▶ [Records for the exercise]
---+---

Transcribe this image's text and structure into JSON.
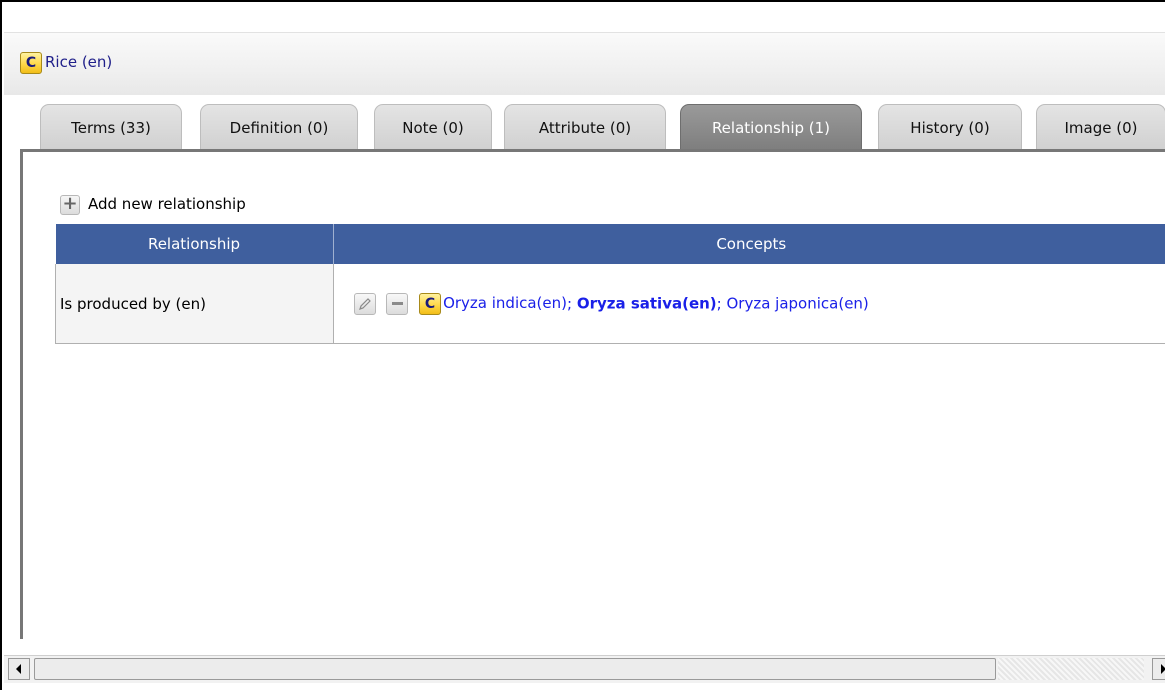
{
  "header": {
    "concept_badge": "C",
    "concept_title": "Rice (en)"
  },
  "tabs": [
    {
      "label": "Terms (33)",
      "active": false
    },
    {
      "label": "Definition (0)",
      "active": false
    },
    {
      "label": "Note (0)",
      "active": false
    },
    {
      "label": "Attribute  (0)",
      "active": false
    },
    {
      "label": "Relationship (1)",
      "active": true
    },
    {
      "label": "History (0)",
      "active": false
    },
    {
      "label": "Image (0)",
      "active": false
    }
  ],
  "toolbar": {
    "add_icon": "plus-icon",
    "add_label": "Add new relationship"
  },
  "table": {
    "columns": [
      "Relationship",
      "Concepts"
    ],
    "rows": [
      {
        "relationship": "Is produced by (en)",
        "concept_badge": "C",
        "concepts": [
          {
            "label": "Oryza indica(en)",
            "bold": false
          },
          {
            "label": "Oryza sativa(en)",
            "bold": true
          },
          {
            "label": "Oryza japonica(en)",
            "bold": false
          }
        ],
        "separator": "; "
      }
    ]
  },
  "colors": {
    "table_header_bg": "#3f5f9e",
    "active_tab_bg": "#8a8a8a",
    "link_color": "#1a20e8",
    "title_link_color": "#20208a",
    "badge_bg": "#ffd84a"
  }
}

---+---

▶ [Task prompt] Every entry must be written out exactly, with all pictures left out.

▶ [Finished task]
Transcribe this image's text and structure into JSON.
{
  "header": {
    "concept_badge": "C",
    "concept_title": "Rice (en)"
  },
  "tabs": [
    {
      "label": "Terms (33)",
      "active": false
    },
    {
      "label": "Definition (0)",
      "active": false
    },
    {
      "label": "Note (0)",
      "active": false
    },
    {
      "label": "Attribute  (0)",
      "active": false
    },
    {
      "label": "Relationship (1)",
      "active": true
    },
    {
      "label": "History (0)",
      "active": false
    },
    {
      "label": "Image (0)",
      "active": false
    }
  ],
  "toolbar": {
    "add_icon": "plus-icon",
    "add_label": "Add new relationship"
  },
  "table": {
    "columns": [
      "Relationship",
      "Concepts"
    ],
    "rows": [
      {
        "relationship": "Is produced by (en)",
        "concept_badge": "C",
        "concepts": [
          {
            "label": "Oryza indica(en)",
            "bold": false
          },
          {
            "label": "Oryza sativa(en)",
            "bold": true
          },
          {
            "label": "Oryza japonica(en)",
            "bold": false
          }
        ],
        "separator": "; "
      }
    ]
  },
  "colors": {
    "table_header_bg": "#3f5f9e",
    "active_tab_bg": "#8a8a8a",
    "link_color": "#1a20e8",
    "title_link_color": "#20208a",
    "badge_bg": "#ffd84a"
  }
}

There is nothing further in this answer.